> PROBLEM DESCRIPTION
Filter the entries for the word "Gong". Copy each line that has it.

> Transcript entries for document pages
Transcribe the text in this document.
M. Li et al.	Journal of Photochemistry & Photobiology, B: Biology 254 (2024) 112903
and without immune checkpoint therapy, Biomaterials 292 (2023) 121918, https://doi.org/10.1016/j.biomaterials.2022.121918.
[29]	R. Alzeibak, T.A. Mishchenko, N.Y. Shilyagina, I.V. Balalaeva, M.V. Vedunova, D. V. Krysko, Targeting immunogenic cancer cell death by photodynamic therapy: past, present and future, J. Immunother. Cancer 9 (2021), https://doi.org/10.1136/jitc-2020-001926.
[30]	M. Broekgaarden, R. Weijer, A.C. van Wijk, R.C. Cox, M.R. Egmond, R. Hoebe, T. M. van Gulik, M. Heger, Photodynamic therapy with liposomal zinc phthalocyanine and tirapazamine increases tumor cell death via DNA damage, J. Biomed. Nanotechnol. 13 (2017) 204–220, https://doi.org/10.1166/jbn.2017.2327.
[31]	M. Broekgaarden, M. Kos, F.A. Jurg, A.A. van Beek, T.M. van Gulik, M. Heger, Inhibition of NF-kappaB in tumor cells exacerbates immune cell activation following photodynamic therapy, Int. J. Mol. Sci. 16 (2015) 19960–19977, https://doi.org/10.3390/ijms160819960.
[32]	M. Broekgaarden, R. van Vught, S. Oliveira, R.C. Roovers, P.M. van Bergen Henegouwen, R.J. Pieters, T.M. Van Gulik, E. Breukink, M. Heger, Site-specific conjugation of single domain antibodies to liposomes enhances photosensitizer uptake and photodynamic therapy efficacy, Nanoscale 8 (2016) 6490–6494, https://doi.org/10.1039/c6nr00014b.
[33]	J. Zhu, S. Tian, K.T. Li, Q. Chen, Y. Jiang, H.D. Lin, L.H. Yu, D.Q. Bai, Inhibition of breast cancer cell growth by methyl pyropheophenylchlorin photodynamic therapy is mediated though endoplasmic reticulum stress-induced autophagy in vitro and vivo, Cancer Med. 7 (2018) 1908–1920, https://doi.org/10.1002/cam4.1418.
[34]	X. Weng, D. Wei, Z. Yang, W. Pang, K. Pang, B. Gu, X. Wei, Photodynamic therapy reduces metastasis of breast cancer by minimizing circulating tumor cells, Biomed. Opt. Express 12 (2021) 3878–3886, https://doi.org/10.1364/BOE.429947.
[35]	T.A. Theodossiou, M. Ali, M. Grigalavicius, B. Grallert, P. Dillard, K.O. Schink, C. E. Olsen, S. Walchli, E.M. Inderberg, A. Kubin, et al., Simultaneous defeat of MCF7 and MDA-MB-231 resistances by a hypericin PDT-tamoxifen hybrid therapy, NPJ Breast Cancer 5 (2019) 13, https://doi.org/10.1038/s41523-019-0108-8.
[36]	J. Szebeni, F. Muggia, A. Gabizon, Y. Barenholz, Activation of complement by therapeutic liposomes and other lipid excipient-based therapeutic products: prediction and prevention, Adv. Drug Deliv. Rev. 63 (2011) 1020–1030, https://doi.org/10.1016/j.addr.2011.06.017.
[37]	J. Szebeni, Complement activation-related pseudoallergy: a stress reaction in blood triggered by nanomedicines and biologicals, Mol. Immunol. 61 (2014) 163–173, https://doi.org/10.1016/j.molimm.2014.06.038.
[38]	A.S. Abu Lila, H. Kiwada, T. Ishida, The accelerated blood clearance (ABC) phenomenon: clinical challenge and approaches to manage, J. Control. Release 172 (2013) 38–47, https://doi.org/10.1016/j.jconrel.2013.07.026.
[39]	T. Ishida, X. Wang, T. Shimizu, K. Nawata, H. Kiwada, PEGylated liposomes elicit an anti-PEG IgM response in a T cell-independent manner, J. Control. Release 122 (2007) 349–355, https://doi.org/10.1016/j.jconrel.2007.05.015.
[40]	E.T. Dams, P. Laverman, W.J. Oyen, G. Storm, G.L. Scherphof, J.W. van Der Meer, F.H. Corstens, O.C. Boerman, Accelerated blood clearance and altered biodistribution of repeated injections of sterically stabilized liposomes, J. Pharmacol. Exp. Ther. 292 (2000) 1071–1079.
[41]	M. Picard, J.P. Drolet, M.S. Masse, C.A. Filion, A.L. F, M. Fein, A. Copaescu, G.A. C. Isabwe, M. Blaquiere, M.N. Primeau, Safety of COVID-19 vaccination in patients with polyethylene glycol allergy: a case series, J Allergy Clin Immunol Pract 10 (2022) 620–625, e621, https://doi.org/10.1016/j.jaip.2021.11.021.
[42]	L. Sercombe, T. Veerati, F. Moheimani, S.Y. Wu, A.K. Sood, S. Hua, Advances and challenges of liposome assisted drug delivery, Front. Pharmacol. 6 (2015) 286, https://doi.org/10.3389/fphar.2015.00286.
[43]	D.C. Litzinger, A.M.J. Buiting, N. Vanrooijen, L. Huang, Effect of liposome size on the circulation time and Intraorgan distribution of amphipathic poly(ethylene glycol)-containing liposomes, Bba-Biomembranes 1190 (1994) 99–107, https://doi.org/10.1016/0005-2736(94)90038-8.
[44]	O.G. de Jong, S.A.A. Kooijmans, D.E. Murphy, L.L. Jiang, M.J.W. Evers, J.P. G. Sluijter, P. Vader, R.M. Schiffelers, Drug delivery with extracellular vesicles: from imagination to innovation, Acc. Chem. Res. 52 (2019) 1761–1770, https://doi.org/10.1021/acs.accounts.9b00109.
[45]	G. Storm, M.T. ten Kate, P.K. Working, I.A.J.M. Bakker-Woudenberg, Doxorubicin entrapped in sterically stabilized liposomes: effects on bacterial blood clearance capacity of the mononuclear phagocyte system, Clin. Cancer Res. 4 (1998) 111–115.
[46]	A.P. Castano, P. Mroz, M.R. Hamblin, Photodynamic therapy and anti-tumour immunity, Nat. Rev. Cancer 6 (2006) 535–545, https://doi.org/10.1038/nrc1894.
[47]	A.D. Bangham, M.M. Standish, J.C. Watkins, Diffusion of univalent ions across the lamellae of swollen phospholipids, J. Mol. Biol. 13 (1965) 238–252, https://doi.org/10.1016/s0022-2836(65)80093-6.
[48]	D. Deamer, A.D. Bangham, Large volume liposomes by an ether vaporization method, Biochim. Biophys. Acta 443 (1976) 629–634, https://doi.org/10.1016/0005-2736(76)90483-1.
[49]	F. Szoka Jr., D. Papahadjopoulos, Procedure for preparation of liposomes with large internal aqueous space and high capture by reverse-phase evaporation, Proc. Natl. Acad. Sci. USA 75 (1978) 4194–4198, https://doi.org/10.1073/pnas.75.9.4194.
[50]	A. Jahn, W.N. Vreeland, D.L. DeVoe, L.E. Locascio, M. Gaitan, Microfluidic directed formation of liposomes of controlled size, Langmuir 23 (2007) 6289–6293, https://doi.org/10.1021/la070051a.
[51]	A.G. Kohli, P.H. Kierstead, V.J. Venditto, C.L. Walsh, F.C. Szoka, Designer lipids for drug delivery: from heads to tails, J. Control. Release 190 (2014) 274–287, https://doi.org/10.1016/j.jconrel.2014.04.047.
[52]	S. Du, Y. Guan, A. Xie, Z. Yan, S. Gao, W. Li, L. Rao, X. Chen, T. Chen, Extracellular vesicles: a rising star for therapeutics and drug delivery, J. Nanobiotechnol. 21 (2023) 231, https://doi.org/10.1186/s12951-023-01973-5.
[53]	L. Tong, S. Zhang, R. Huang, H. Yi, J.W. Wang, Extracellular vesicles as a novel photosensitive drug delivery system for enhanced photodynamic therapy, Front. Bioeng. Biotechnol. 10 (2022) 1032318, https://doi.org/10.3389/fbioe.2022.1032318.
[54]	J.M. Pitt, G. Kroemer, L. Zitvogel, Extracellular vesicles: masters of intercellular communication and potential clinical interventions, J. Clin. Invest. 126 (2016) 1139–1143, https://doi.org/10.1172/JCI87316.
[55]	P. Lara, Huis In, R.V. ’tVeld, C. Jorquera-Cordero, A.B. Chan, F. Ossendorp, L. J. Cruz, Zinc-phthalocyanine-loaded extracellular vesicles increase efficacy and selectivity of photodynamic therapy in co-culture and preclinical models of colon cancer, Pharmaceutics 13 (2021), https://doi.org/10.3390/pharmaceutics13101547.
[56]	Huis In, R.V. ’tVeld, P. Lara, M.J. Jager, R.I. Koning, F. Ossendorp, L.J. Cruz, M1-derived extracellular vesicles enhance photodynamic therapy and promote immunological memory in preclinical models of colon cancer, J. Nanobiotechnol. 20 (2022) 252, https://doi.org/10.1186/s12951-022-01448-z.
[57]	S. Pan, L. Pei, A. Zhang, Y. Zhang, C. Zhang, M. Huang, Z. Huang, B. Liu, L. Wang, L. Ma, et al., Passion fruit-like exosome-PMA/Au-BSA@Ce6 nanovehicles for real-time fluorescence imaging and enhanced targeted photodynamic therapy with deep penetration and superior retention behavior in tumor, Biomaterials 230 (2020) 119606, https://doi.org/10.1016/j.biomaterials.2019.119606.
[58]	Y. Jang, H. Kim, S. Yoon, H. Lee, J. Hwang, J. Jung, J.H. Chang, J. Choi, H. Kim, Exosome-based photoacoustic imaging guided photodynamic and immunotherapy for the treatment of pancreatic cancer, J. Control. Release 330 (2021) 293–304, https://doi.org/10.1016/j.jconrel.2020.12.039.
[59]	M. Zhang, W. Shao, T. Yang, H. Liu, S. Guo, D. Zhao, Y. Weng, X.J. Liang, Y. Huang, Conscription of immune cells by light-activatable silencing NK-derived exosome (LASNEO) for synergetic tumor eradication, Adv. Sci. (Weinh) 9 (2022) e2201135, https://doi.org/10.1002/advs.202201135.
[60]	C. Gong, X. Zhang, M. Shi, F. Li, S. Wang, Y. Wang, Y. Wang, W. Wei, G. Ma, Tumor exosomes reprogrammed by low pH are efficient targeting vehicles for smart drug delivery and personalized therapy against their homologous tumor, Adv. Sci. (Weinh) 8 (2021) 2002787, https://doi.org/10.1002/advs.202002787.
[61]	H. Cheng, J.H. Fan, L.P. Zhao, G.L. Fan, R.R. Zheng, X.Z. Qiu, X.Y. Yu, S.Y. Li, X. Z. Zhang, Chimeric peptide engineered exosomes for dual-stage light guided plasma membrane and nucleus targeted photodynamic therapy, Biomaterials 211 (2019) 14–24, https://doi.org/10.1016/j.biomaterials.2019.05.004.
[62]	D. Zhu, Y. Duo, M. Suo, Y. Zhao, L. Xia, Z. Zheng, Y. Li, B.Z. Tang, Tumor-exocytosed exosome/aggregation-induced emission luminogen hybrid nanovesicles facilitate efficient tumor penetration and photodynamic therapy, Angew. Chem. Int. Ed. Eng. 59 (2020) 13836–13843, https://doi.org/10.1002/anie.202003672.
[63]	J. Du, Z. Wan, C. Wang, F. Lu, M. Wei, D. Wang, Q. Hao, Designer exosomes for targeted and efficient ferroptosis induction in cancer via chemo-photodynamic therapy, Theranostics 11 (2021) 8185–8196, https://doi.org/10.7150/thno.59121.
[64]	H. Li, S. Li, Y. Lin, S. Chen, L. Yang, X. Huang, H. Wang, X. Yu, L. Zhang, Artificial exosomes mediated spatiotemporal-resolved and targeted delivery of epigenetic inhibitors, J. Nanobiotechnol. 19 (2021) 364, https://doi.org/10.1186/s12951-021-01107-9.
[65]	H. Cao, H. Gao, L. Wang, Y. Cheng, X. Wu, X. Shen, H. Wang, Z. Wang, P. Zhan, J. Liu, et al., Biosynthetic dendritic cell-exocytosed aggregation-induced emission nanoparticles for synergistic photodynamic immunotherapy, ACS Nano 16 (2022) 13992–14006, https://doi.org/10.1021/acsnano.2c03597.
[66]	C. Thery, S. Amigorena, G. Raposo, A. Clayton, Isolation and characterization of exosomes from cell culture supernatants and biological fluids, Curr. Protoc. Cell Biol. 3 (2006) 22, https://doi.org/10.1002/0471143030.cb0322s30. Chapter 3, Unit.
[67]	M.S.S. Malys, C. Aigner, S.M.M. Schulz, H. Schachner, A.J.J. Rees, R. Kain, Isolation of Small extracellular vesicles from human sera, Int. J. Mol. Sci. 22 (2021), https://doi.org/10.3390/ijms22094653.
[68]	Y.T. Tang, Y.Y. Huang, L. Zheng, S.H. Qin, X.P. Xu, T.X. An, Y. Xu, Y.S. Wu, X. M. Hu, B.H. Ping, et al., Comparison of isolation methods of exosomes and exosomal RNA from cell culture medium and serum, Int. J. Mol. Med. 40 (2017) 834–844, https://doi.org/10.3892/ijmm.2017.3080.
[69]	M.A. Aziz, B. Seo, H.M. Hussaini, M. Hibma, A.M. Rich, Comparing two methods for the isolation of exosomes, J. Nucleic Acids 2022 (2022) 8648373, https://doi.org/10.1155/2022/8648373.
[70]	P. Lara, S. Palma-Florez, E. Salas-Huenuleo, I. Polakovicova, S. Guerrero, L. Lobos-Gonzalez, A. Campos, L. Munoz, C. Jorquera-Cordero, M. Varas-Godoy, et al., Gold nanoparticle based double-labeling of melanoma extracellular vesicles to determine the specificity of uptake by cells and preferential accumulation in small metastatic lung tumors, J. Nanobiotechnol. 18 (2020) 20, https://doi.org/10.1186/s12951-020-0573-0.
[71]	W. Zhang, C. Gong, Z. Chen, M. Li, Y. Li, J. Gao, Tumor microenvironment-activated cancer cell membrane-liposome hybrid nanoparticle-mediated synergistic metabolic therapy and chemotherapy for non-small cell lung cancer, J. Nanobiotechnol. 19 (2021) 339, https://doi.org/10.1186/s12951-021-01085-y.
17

> RESPONSE AREA
[60]	C. Gong, X. Zhang, M. Shi, F. Li, S. Wang, Y. Wang, Y. Wang, W. Wei, G. Ma, Tumor exosomes reprogrammed by low pH are efficient targeting vehicles for smart drug delivery and personalized therapy against their homologous tumor, Adv. Sci. (Weinh) 8 (2021) 2002787, https://doi.org/10.1002/advs.202002787.
[71]	W. Zhang, C. Gong, Z. Chen, M. Li, Y. Li, J. Gao, Tumor microenvironment-activated cancer cell membrane-liposome hybrid nanoparticle-mediated synergistic metabolic therapy and chemotherapy for non-small cell lung cancer, J. Nanobiotechnol. 19 (2021) 339, https://doi.org/10.1186/s12951-021-01085-y.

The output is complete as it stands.